# Start of Data supplied

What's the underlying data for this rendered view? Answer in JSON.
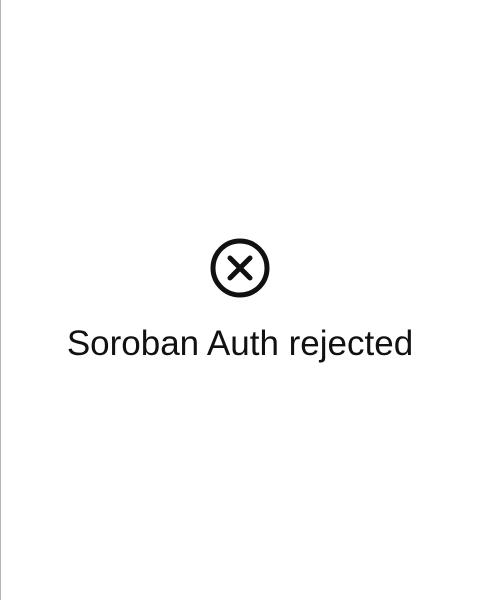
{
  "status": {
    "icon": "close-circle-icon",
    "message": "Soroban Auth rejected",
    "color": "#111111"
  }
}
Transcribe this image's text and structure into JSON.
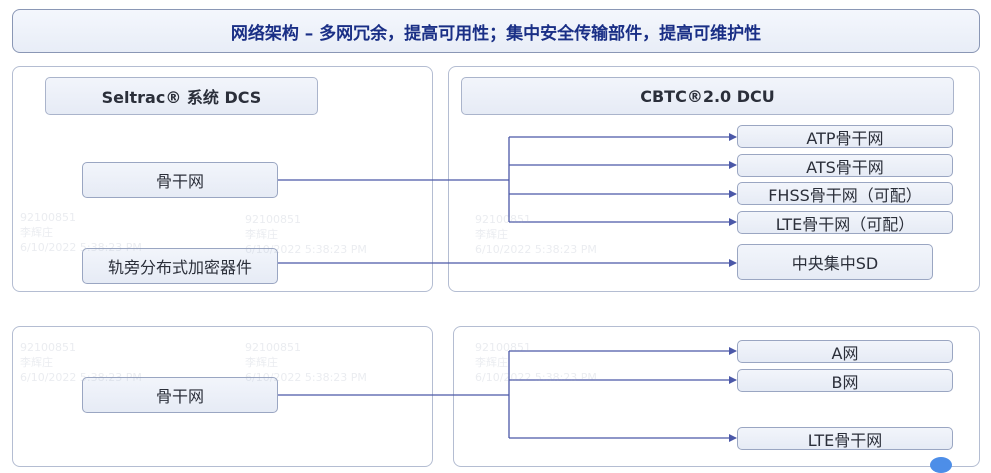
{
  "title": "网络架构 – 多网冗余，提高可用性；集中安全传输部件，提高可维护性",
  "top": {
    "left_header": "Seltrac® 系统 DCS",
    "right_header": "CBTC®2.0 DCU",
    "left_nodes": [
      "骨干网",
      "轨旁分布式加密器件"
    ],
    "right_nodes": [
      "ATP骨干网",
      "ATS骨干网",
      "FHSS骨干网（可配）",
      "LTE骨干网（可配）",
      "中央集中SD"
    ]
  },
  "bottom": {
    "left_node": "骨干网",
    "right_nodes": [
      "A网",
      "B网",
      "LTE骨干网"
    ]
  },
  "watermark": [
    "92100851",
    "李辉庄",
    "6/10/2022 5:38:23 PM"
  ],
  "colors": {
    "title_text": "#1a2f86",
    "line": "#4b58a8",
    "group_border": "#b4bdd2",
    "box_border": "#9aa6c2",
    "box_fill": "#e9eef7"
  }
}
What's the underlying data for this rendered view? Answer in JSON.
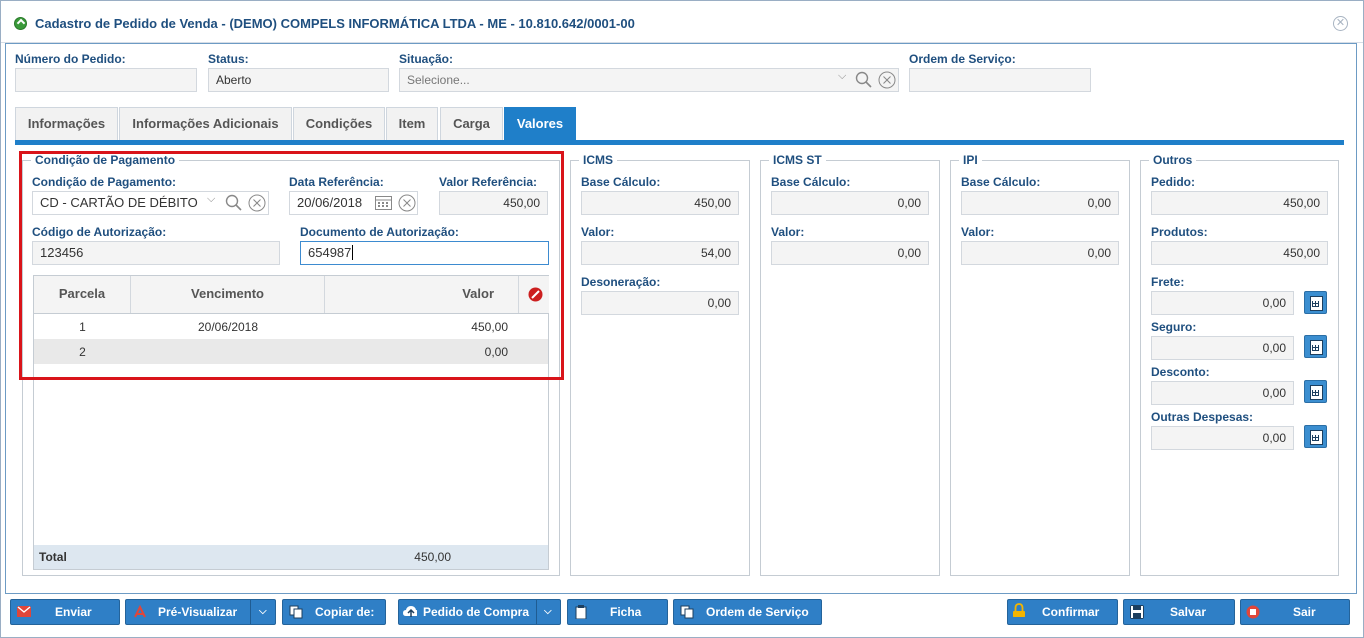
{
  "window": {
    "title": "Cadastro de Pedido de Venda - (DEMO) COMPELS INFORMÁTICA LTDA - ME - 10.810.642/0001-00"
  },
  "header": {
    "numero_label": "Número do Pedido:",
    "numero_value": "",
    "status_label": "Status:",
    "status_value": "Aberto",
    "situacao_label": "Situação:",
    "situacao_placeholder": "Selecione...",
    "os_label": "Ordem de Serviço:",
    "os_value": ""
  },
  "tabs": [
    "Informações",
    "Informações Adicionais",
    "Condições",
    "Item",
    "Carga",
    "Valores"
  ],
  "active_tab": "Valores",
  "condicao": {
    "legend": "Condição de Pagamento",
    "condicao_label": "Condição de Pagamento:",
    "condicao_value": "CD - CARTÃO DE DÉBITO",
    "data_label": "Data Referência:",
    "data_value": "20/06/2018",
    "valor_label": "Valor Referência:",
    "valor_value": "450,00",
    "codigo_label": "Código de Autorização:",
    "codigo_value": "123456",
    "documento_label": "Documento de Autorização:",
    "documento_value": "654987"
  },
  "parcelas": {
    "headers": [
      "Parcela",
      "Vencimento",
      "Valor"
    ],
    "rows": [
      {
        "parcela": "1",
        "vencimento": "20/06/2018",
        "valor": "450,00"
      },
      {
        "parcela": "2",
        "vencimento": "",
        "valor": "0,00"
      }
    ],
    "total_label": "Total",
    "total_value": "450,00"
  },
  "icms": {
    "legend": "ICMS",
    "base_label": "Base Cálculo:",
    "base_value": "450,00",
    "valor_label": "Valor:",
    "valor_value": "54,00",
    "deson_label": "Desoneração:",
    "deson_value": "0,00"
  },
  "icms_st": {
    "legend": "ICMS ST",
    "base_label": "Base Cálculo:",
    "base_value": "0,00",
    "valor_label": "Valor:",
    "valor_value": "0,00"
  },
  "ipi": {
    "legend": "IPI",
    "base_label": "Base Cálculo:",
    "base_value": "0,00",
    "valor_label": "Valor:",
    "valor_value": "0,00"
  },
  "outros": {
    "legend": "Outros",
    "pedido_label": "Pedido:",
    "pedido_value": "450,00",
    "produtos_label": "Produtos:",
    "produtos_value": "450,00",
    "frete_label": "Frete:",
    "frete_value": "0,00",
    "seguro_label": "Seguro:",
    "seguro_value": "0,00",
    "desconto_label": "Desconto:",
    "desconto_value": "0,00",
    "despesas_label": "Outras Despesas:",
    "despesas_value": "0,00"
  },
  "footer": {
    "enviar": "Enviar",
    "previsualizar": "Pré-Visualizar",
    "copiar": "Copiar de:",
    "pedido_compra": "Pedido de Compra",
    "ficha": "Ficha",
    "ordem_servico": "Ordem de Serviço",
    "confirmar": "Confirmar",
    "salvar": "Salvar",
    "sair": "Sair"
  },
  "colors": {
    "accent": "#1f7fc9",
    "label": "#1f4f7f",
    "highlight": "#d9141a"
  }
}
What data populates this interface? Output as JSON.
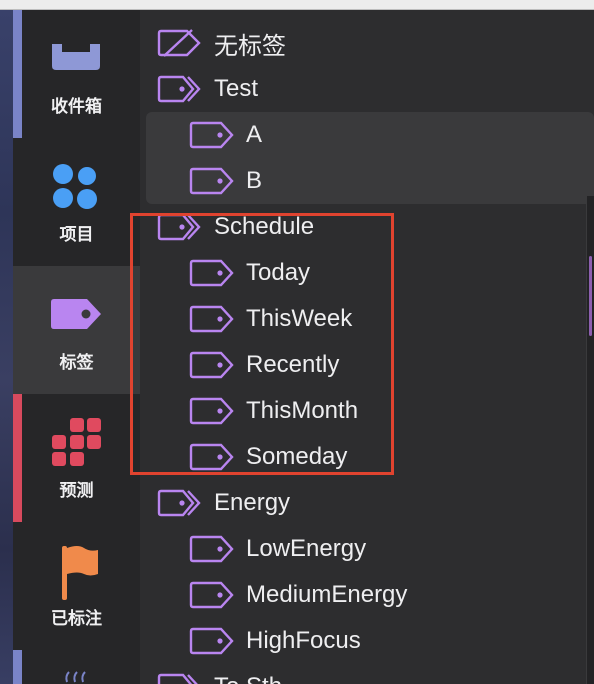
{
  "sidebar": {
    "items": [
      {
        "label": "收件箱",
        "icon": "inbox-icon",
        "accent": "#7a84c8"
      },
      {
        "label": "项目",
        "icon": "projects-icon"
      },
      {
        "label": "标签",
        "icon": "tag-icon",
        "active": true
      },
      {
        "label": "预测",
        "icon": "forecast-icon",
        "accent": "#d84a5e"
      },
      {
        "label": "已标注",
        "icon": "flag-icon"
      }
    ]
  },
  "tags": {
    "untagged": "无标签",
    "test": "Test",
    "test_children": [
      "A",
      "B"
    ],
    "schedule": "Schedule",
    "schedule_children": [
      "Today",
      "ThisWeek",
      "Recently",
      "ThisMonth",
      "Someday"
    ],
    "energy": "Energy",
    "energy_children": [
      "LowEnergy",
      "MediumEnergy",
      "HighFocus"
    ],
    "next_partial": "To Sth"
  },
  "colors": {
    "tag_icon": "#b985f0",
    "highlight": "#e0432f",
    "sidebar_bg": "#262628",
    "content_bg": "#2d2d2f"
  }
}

# End of Data supplied
# Start of Data supplied

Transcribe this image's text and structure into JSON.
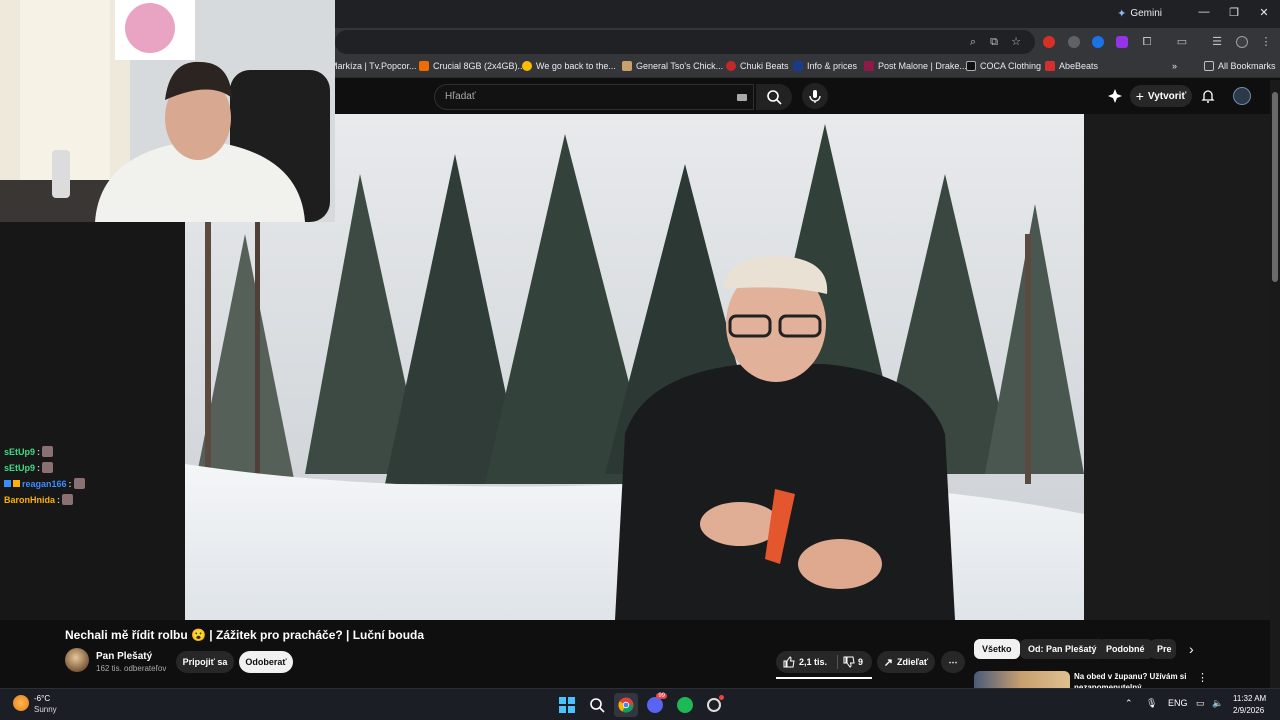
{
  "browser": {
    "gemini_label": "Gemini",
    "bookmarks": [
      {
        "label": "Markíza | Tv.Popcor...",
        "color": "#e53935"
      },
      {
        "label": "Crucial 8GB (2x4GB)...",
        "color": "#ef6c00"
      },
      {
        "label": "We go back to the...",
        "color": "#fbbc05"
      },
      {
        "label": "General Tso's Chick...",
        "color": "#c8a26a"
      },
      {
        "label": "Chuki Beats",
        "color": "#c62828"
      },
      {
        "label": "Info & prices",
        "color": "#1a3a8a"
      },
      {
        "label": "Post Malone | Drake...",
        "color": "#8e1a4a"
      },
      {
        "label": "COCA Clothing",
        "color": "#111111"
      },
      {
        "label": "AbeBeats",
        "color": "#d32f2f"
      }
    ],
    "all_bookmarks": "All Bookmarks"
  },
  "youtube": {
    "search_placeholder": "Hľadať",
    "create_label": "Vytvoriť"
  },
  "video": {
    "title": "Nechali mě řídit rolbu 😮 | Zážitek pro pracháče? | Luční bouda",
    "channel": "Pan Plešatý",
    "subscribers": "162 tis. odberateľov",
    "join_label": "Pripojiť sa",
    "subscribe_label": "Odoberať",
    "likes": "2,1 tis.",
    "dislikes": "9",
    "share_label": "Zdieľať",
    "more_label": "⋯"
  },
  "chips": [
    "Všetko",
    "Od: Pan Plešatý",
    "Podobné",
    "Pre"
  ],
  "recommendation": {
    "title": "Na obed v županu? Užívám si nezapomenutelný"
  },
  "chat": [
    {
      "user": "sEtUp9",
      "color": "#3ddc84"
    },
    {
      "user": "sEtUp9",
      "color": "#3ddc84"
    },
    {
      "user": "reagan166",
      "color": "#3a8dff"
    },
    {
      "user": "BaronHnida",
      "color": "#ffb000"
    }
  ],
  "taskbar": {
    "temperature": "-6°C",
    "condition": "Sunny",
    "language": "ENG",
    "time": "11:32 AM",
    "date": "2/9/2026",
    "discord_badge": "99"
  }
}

# End of Data supplied

Exercise goal: Find every line above that contains the word "Pagamento", and return each one.

Reply to the task:
    "legend": "Condição de Pagamento",
    "condicao_label": "Condição de Pagamento:",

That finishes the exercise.